(Part of a data file)
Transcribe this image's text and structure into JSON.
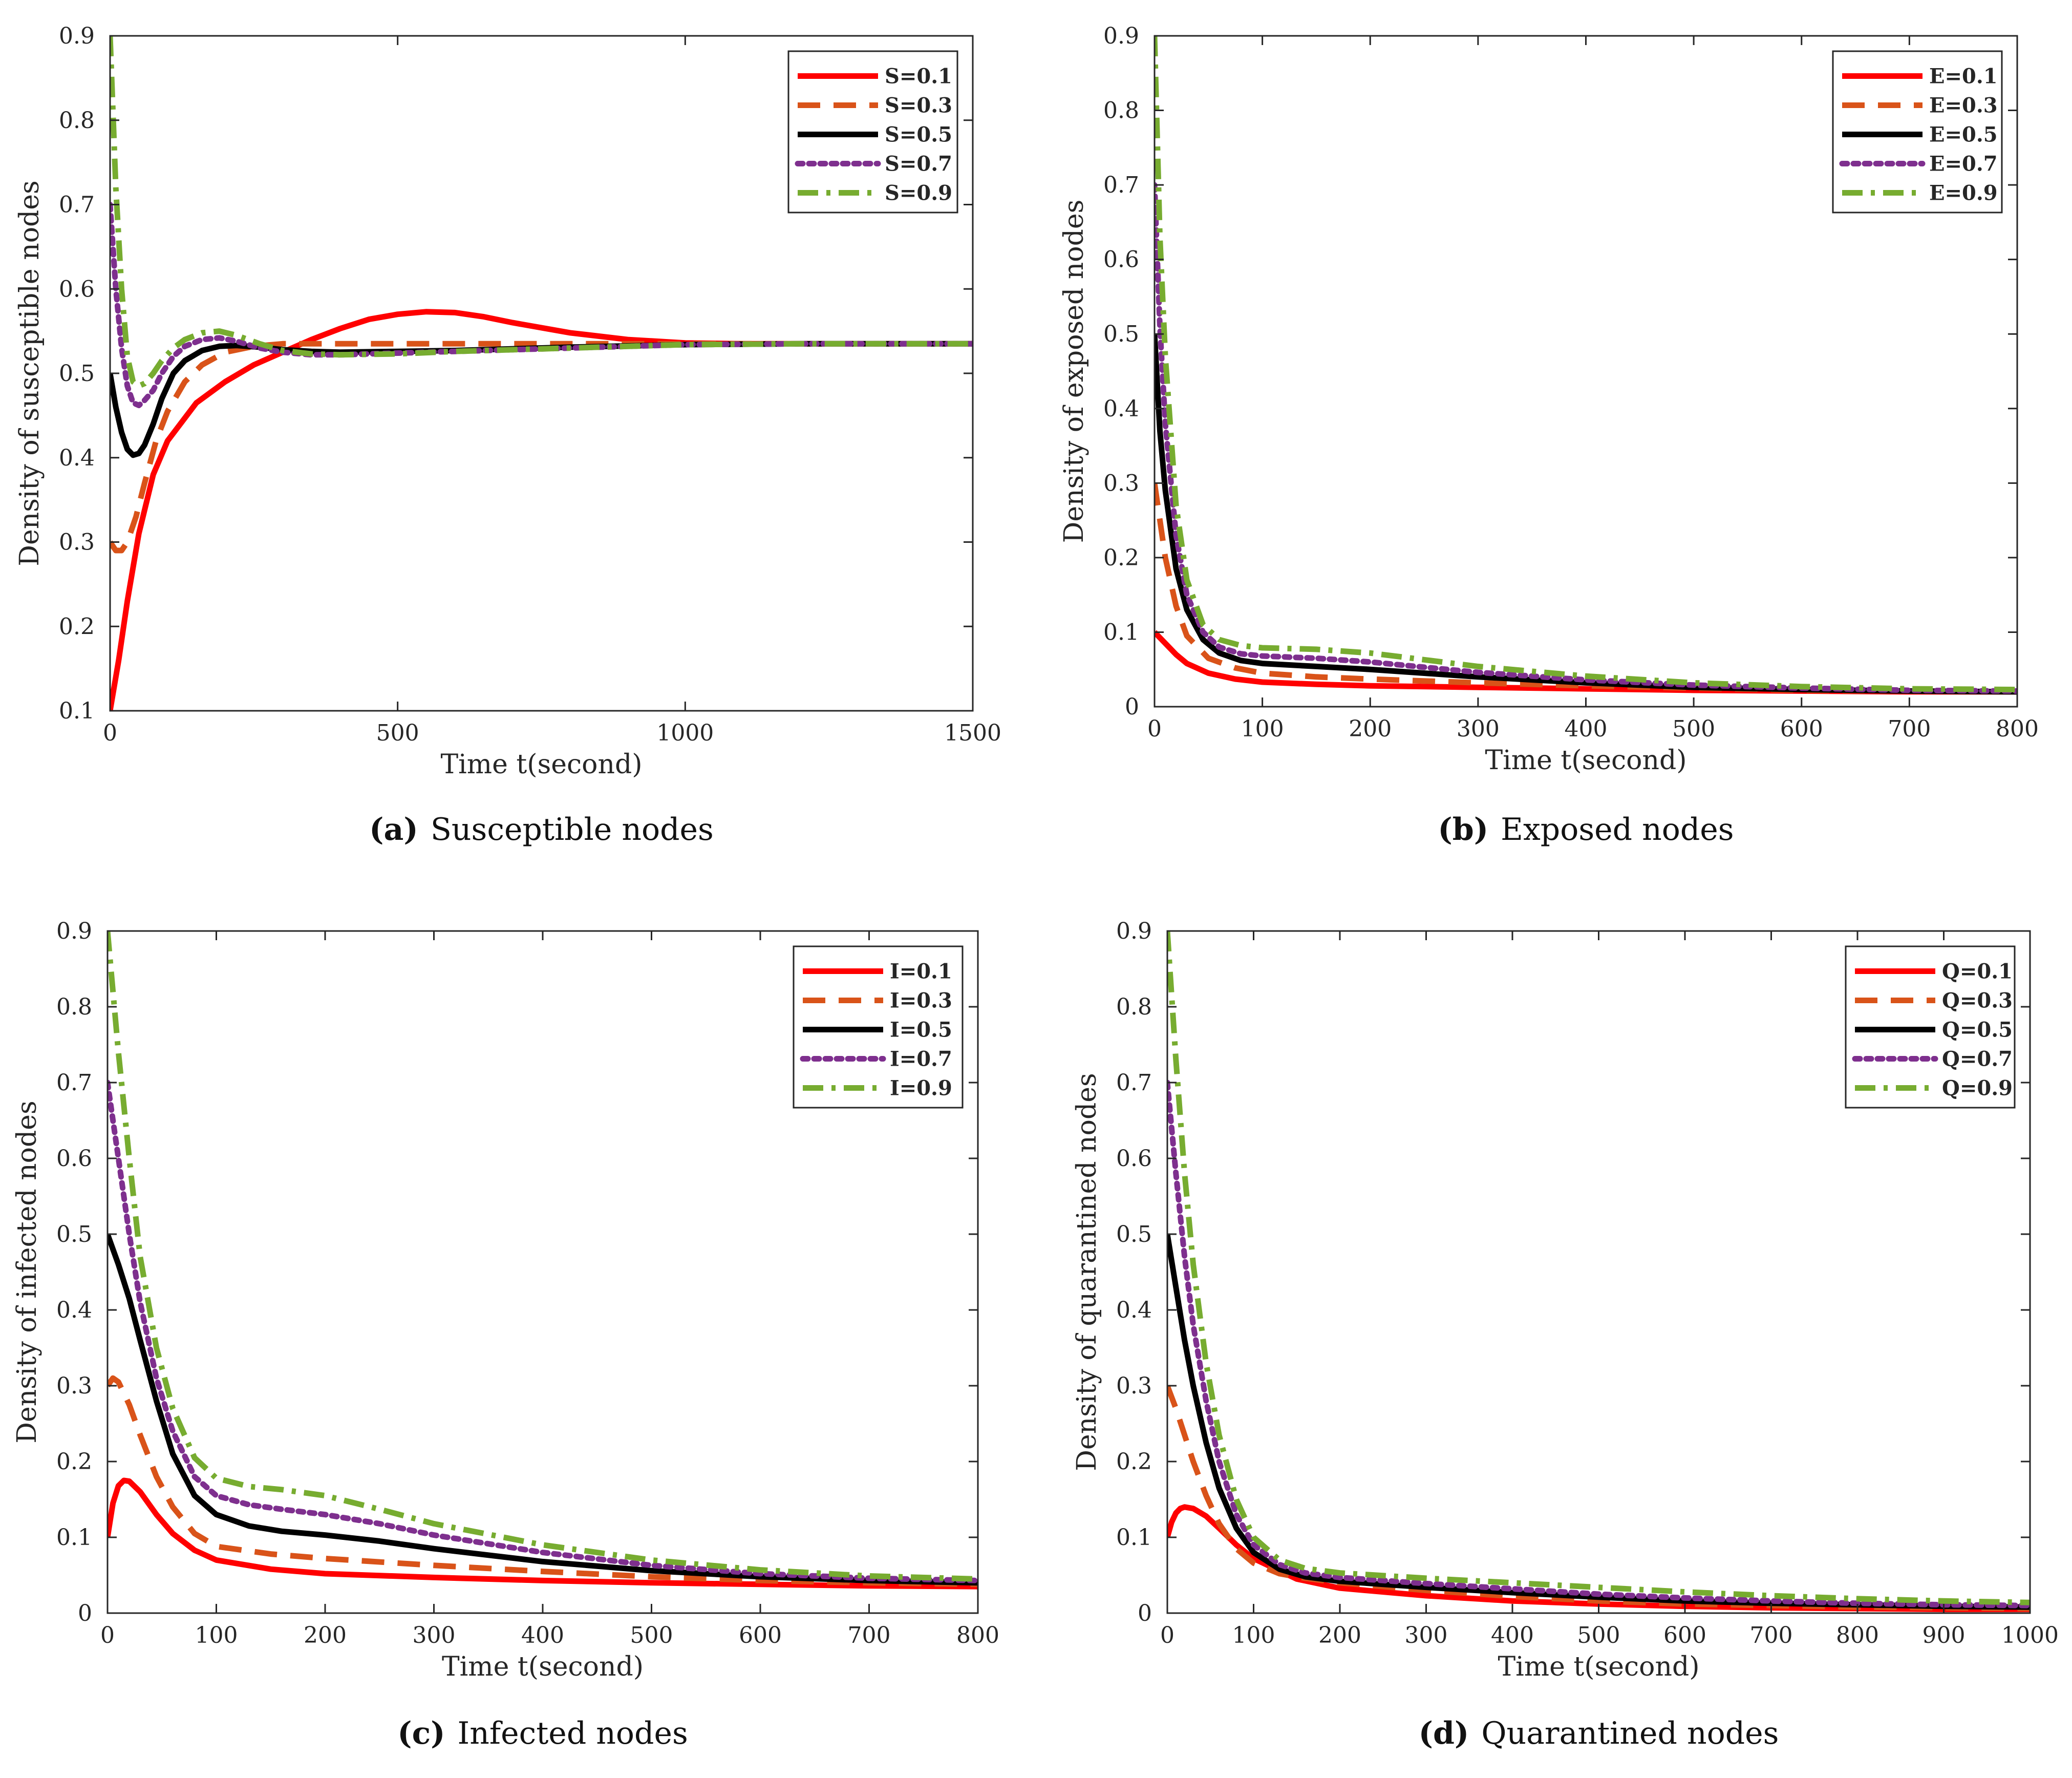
{
  "chart_data": [
    {
      "type": "line",
      "panel_letter": "(a)",
      "caption": "Susceptible nodes",
      "xlabel": "Time t(second)",
      "ylabel": "Density of susceptible nodes",
      "xlim": [
        0,
        1500
      ],
      "ylim": [
        0.1,
        0.9
      ],
      "xticks": [
        0,
        500,
        1000,
        1500
      ],
      "yticks": [
        0.1,
        0.2,
        0.3,
        0.4,
        0.5,
        0.6,
        0.7,
        0.8,
        0.9
      ],
      "legend_position": "top-right",
      "series": [
        {
          "name": "S=0.1",
          "color": "#ff0000",
          "style": "solid",
          "x": [
            0,
            15,
            30,
            50,
            75,
            100,
            150,
            200,
            250,
            300,
            350,
            400,
            450,
            500,
            550,
            600,
            650,
            700,
            800,
            900,
            1000,
            1100,
            1200,
            1300,
            1500
          ],
          "y": [
            0.1,
            0.16,
            0.23,
            0.31,
            0.38,
            0.42,
            0.465,
            0.49,
            0.51,
            0.525,
            0.54,
            0.553,
            0.564,
            0.57,
            0.573,
            0.572,
            0.567,
            0.56,
            0.548,
            0.54,
            0.536,
            0.535,
            0.535,
            0.535,
            0.535
          ]
        },
        {
          "name": "S=0.3",
          "color": "#d95319",
          "style": "dashed",
          "x": [
            0,
            10,
            20,
            30,
            45,
            60,
            80,
            100,
            130,
            160,
            200,
            250,
            300,
            400,
            600,
            800,
            1000,
            1500
          ],
          "y": [
            0.3,
            0.29,
            0.29,
            0.3,
            0.33,
            0.37,
            0.42,
            0.455,
            0.49,
            0.51,
            0.525,
            0.532,
            0.535,
            0.535,
            0.535,
            0.535,
            0.535,
            0.535
          ]
        },
        {
          "name": "S=0.5",
          "color": "#000000",
          "style": "solid",
          "x": [
            0,
            10,
            20,
            30,
            40,
            50,
            60,
            75,
            90,
            110,
            130,
            160,
            190,
            220,
            260,
            300,
            350,
            400,
            500,
            600,
            800,
            1000,
            1200,
            1500
          ],
          "y": [
            0.5,
            0.46,
            0.43,
            0.41,
            0.403,
            0.405,
            0.415,
            0.44,
            0.47,
            0.5,
            0.515,
            0.527,
            0.532,
            0.533,
            0.531,
            0.528,
            0.526,
            0.525,
            0.526,
            0.527,
            0.531,
            0.534,
            0.535,
            0.535
          ]
        },
        {
          "name": "S=0.7",
          "color": "#7e2f8e",
          "style": "dotted",
          "x": [
            0,
            10,
            20,
            30,
            40,
            50,
            60,
            75,
            90,
            110,
            130,
            160,
            190,
            220,
            260,
            300,
            350,
            400,
            500,
            600,
            800,
            1000,
            1200,
            1500
          ],
          "y": [
            0.7,
            0.6,
            0.53,
            0.485,
            0.465,
            0.462,
            0.468,
            0.48,
            0.5,
            0.52,
            0.532,
            0.54,
            0.542,
            0.538,
            0.53,
            0.525,
            0.522,
            0.522,
            0.524,
            0.526,
            0.53,
            0.534,
            0.535,
            0.535
          ]
        },
        {
          "name": "S=0.9",
          "color": "#77ac30",
          "style": "dashdot",
          "x": [
            0,
            10,
            20,
            30,
            40,
            50,
            60,
            75,
            90,
            110,
            130,
            160,
            190,
            220,
            260,
            300,
            350,
            400,
            500,
            600,
            800,
            1000,
            1200,
            1500
          ],
          "y": [
            0.9,
            0.72,
            0.6,
            0.52,
            0.49,
            0.485,
            0.488,
            0.5,
            0.515,
            0.53,
            0.54,
            0.548,
            0.55,
            0.545,
            0.535,
            0.527,
            0.523,
            0.522,
            0.523,
            0.526,
            0.53,
            0.534,
            0.535,
            0.535
          ]
        }
      ]
    },
    {
      "type": "line",
      "panel_letter": "(b)",
      "caption": "Exposed nodes",
      "xlabel": "Time t(second)",
      "ylabel": "Density of exposed nodes",
      "xlim": [
        0,
        800
      ],
      "ylim": [
        0,
        0.9
      ],
      "xticks": [
        0,
        100,
        200,
        300,
        400,
        500,
        600,
        700,
        800
      ],
      "yticks": [
        0,
        0.1,
        0.2,
        0.3,
        0.4,
        0.5,
        0.6,
        0.7,
        0.8,
        0.9
      ],
      "legend_position": "top-right",
      "series": [
        {
          "name": "E=0.1",
          "color": "#ff0000",
          "style": "solid",
          "x": [
            0,
            10,
            20,
            30,
            50,
            75,
            100,
            150,
            200,
            300,
            400,
            500,
            600,
            700,
            800
          ],
          "y": [
            0.1,
            0.085,
            0.07,
            0.058,
            0.045,
            0.037,
            0.033,
            0.03,
            0.028,
            0.026,
            0.024,
            0.022,
            0.021,
            0.02,
            0.02
          ]
        },
        {
          "name": "E=0.3",
          "color": "#d95319",
          "style": "dashed",
          "x": [
            0,
            10,
            20,
            30,
            50,
            75,
            100,
            150,
            200,
            300,
            400,
            500,
            600,
            700,
            800
          ],
          "y": [
            0.3,
            0.2,
            0.135,
            0.095,
            0.065,
            0.052,
            0.045,
            0.04,
            0.037,
            0.032,
            0.028,
            0.025,
            0.022,
            0.021,
            0.02
          ]
        },
        {
          "name": "E=0.5",
          "color": "#000000",
          "style": "solid",
          "x": [
            0,
            5,
            10,
            20,
            30,
            45,
            60,
            80,
            100,
            150,
            200,
            250,
            300,
            400,
            500,
            600,
            700,
            800
          ],
          "y": [
            0.5,
            0.37,
            0.29,
            0.185,
            0.13,
            0.09,
            0.072,
            0.062,
            0.058,
            0.054,
            0.05,
            0.045,
            0.04,
            0.032,
            0.026,
            0.023,
            0.021,
            0.02
          ]
        },
        {
          "name": "E=0.7",
          "color": "#7e2f8e",
          "style": "dotted",
          "x": [
            0,
            5,
            10,
            20,
            30,
            45,
            60,
            80,
            100,
            150,
            200,
            250,
            300,
            400,
            500,
            600,
            700,
            800
          ],
          "y": [
            0.7,
            0.51,
            0.38,
            0.23,
            0.15,
            0.1,
            0.08,
            0.071,
            0.068,
            0.065,
            0.06,
            0.053,
            0.046,
            0.036,
            0.029,
            0.025,
            0.022,
            0.021
          ]
        },
        {
          "name": "E=0.9",
          "color": "#77ac30",
          "style": "dashdot",
          "x": [
            0,
            5,
            10,
            20,
            30,
            45,
            60,
            80,
            100,
            150,
            200,
            250,
            300,
            400,
            500,
            600,
            700,
            800
          ],
          "y": [
            0.9,
            0.63,
            0.47,
            0.27,
            0.17,
            0.11,
            0.09,
            0.082,
            0.079,
            0.077,
            0.072,
            0.063,
            0.054,
            0.041,
            0.032,
            0.027,
            0.024,
            0.023
          ]
        }
      ]
    },
    {
      "type": "line",
      "panel_letter": "(c)",
      "caption": "Infected nodes",
      "xlabel": "Time t(second)",
      "ylabel": "Density of infected nodes",
      "xlim": [
        0,
        800
      ],
      "ylim": [
        0,
        0.9
      ],
      "xticks": [
        0,
        100,
        200,
        300,
        400,
        500,
        600,
        700,
        800
      ],
      "yticks": [
        0,
        0.1,
        0.2,
        0.3,
        0.4,
        0.5,
        0.6,
        0.7,
        0.8,
        0.9
      ],
      "legend_position": "top-right",
      "series": [
        {
          "name": "I=0.1",
          "color": "#ff0000",
          "style": "solid",
          "x": [
            0,
            5,
            10,
            15,
            20,
            30,
            45,
            60,
            80,
            100,
            150,
            200,
            300,
            400,
            500,
            600,
            700,
            800
          ],
          "y": [
            0.1,
            0.145,
            0.168,
            0.175,
            0.174,
            0.16,
            0.13,
            0.105,
            0.083,
            0.07,
            0.058,
            0.052,
            0.047,
            0.043,
            0.04,
            0.038,
            0.036,
            0.035
          ]
        },
        {
          "name": "I=0.3",
          "color": "#d95319",
          "style": "dashed",
          "x": [
            0,
            5,
            10,
            20,
            30,
            45,
            60,
            80,
            100,
            150,
            200,
            300,
            400,
            500,
            600,
            700,
            800
          ],
          "y": [
            0.3,
            0.31,
            0.305,
            0.275,
            0.235,
            0.18,
            0.14,
            0.105,
            0.088,
            0.078,
            0.072,
            0.063,
            0.055,
            0.048,
            0.043,
            0.04,
            0.038
          ]
        },
        {
          "name": "I=0.5",
          "color": "#000000",
          "style": "solid",
          "x": [
            0,
            10,
            20,
            30,
            45,
            60,
            80,
            100,
            130,
            160,
            200,
            250,
            300,
            400,
            500,
            600,
            700,
            800
          ],
          "y": [
            0.5,
            0.46,
            0.415,
            0.36,
            0.28,
            0.21,
            0.155,
            0.13,
            0.115,
            0.108,
            0.103,
            0.095,
            0.085,
            0.068,
            0.056,
            0.048,
            0.043,
            0.04
          ]
        },
        {
          "name": "I=0.7",
          "color": "#7e2f8e",
          "style": "dotted",
          "x": [
            0,
            10,
            20,
            30,
            45,
            60,
            80,
            100,
            130,
            160,
            200,
            250,
            300,
            400,
            500,
            600,
            700,
            800
          ],
          "y": [
            0.7,
            0.6,
            0.5,
            0.41,
            0.31,
            0.24,
            0.18,
            0.155,
            0.143,
            0.137,
            0.13,
            0.118,
            0.103,
            0.08,
            0.063,
            0.052,
            0.046,
            0.043
          ]
        },
        {
          "name": "I=0.9",
          "color": "#77ac30",
          "style": "dashdot",
          "x": [
            0,
            10,
            20,
            30,
            45,
            60,
            80,
            100,
            130,
            160,
            200,
            250,
            300,
            400,
            500,
            600,
            700,
            800
          ],
          "y": [
            0.9,
            0.74,
            0.6,
            0.47,
            0.35,
            0.27,
            0.205,
            0.178,
            0.167,
            0.163,
            0.155,
            0.137,
            0.118,
            0.09,
            0.07,
            0.057,
            0.049,
            0.045
          ]
        }
      ]
    },
    {
      "type": "line",
      "panel_letter": "(d)",
      "caption": "Quarantined nodes",
      "xlabel": "Time t(second)",
      "ylabel": "Density of quarantined nodes",
      "xlim": [
        0,
        1000
      ],
      "ylim": [
        0,
        0.9
      ],
      "xticks": [
        0,
        100,
        200,
        300,
        400,
        500,
        600,
        700,
        800,
        900,
        1000
      ],
      "yticks": [
        0,
        0.1,
        0.2,
        0.3,
        0.4,
        0.5,
        0.6,
        0.7,
        0.8,
        0.9
      ],
      "legend_position": "top-right",
      "series": [
        {
          "name": "Q=0.1",
          "color": "#ff0000",
          "style": "solid",
          "x": [
            0,
            5,
            10,
            15,
            20,
            30,
            45,
            60,
            80,
            100,
            150,
            200,
            300,
            400,
            500,
            600,
            700,
            800,
            900,
            1000
          ],
          "y": [
            0.1,
            0.12,
            0.132,
            0.138,
            0.14,
            0.138,
            0.128,
            0.112,
            0.09,
            0.072,
            0.045,
            0.033,
            0.023,
            0.016,
            0.012,
            0.009,
            0.007,
            0.006,
            0.005,
            0.005
          ]
        },
        {
          "name": "Q=0.3",
          "color": "#d95319",
          "style": "dashed",
          "x": [
            0,
            10,
            20,
            30,
            45,
            60,
            80,
            100,
            130,
            160,
            200,
            300,
            400,
            500,
            600,
            700,
            800,
            900,
            1000
          ],
          "y": [
            0.3,
            0.27,
            0.235,
            0.2,
            0.155,
            0.118,
            0.085,
            0.066,
            0.052,
            0.046,
            0.04,
            0.03,
            0.022,
            0.016,
            0.012,
            0.01,
            0.008,
            0.007,
            0.006
          ]
        },
        {
          "name": "Q=0.5",
          "color": "#000000",
          "style": "solid",
          "x": [
            0,
            10,
            20,
            30,
            45,
            60,
            80,
            100,
            130,
            160,
            200,
            300,
            400,
            500,
            600,
            700,
            800,
            900,
            1000
          ],
          "y": [
            0.5,
            0.43,
            0.36,
            0.3,
            0.225,
            0.165,
            0.112,
            0.08,
            0.058,
            0.048,
            0.042,
            0.034,
            0.027,
            0.021,
            0.016,
            0.013,
            0.011,
            0.009,
            0.008
          ]
        },
        {
          "name": "Q=0.7",
          "color": "#7e2f8e",
          "style": "dotted",
          "x": [
            0,
            10,
            20,
            30,
            45,
            60,
            80,
            100,
            130,
            160,
            200,
            300,
            400,
            500,
            600,
            700,
            800,
            900,
            1000
          ],
          "y": [
            0.7,
            0.58,
            0.47,
            0.38,
            0.28,
            0.2,
            0.13,
            0.09,
            0.064,
            0.053,
            0.047,
            0.039,
            0.032,
            0.025,
            0.02,
            0.016,
            0.013,
            0.011,
            0.01
          ]
        },
        {
          "name": "Q=0.9",
          "color": "#77ac30",
          "style": "dashdot",
          "x": [
            0,
            10,
            20,
            30,
            45,
            60,
            80,
            100,
            130,
            160,
            200,
            300,
            400,
            500,
            600,
            700,
            800,
            900,
            1000
          ],
          "y": [
            0.9,
            0.73,
            0.58,
            0.46,
            0.33,
            0.235,
            0.15,
            0.1,
            0.07,
            0.059,
            0.053,
            0.046,
            0.04,
            0.034,
            0.028,
            0.023,
            0.019,
            0.016,
            0.014
          ]
        }
      ]
    }
  ]
}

> _Stated exercise_
Return, from the data, each line that has the word "Density" in it.

> _Full response_
      "ylabel": "Density of susceptible nodes",
      "ylabel": "Density of exposed nodes",
      "ylabel": "Density of infected nodes",
      "ylabel": "Density of quarantined nodes",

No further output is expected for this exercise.